#### [Goal of the exercise]
Write each line out exactly, leaving none out.
== Material for this task
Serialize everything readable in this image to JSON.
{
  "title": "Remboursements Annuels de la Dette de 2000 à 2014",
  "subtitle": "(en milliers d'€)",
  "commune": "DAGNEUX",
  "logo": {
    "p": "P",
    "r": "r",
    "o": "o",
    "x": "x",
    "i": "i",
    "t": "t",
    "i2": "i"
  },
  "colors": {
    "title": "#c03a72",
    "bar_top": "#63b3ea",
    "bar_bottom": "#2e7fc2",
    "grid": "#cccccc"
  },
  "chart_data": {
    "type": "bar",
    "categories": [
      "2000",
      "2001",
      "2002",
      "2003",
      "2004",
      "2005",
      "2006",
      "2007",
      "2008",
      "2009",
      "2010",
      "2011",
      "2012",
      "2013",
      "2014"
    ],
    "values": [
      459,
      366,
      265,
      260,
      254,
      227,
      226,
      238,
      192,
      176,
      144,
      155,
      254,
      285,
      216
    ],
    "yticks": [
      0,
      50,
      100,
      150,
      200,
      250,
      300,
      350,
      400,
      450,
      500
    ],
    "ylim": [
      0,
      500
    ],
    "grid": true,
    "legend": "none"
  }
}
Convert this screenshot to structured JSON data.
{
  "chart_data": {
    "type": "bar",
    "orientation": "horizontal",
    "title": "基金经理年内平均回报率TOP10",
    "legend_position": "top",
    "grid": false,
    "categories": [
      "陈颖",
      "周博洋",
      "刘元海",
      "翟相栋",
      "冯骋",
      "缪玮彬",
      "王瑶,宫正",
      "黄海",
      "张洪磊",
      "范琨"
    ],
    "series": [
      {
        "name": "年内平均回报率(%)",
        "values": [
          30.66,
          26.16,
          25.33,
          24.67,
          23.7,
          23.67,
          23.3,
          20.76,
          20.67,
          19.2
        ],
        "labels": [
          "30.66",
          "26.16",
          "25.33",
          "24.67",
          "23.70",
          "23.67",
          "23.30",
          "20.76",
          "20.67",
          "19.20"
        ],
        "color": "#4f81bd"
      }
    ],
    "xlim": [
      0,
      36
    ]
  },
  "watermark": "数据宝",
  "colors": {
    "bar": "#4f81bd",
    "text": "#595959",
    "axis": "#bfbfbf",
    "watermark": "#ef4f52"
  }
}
====
#### [Exercise answer]
Serialize everything readable in this image to JSON.
{
  "title": "Remboursements Annuels de la Dette de 2000 à 2014",
  "subtitle": "(en milliers d'€)",
  "commune": "DAGNEUX",
  "logo": {
    "p": "P",
    "r": "r",
    "o": "o",
    "x": "x",
    "i": "i",
    "t": "t",
    "i2": "i"
  },
  "colors": {
    "title": "#c03a72",
    "bar_top": "#63b3ea",
    "bar_bottom": "#2e7fc2",
    "grid": "#cccccc"
  },
  "chart_data": {
    "type": "bar",
    "categories": [
      "2000",
      "2001",
      "2002",
      "2003",
      "2004",
      "2005",
      "2006",
      "2007",
      "2008",
      "2009",
      "2010",
      "2011",
      "2012",
      "2013",
      "2014"
    ],
    "values": [
      459,
      366,
      265,
      260,
      254,
      227,
      226,
      238,
      192,
      176,
      144,
      155,
      254,
      285,
      216
    ],
    "yticks": [
      0,
      50,
      100,
      150,
      200,
      250,
      300,
      350,
      400,
      450,
      500
    ],
    "ylim": [
      0,
      500
    ],
    "grid": true,
    "legend": "none"
  }
}
Convert this screenshot to structured JSON data.
{
  "chart_data": {
    "type": "bar",
    "orientation": "horizontal",
    "title": "基金经理年内平均回报率TOP10",
    "legend_position": "top",
    "grid": false,
    "categories": [
      "陈颖",
      "周博洋",
      "刘元海",
      "翟相栋",
      "冯骋",
      "缪玮彬",
      "王瑶,宫正",
      "黄海",
      "张洪磊",
      "范琨"
    ],
    "series": [
      {
        "name": "年内平均回报率(%)",
        "values": [
          30.66,
          26.16,
          25.33,
          24.67,
          23.7,
          23.67,
          23.3,
          20.76,
          20.67,
          19.2
        ],
        "labels": [
          "30.66",
          "26.16",
          "25.33",
          "24.67",
          "23.70",
          "23.67",
          "23.30",
          "20.76",
          "20.67",
          "19.20"
        ],
        "color": "#4f81bd"
      }
    ],
    "xlim": [
      0,
      36
    ]
  },
  "watermark": "数据宝",
  "colors": {
    "bar": "#4f81bd",
    "text": "#595959",
    "axis": "#bfbfbf",
    "watermark": "#ef4f52"
  }
}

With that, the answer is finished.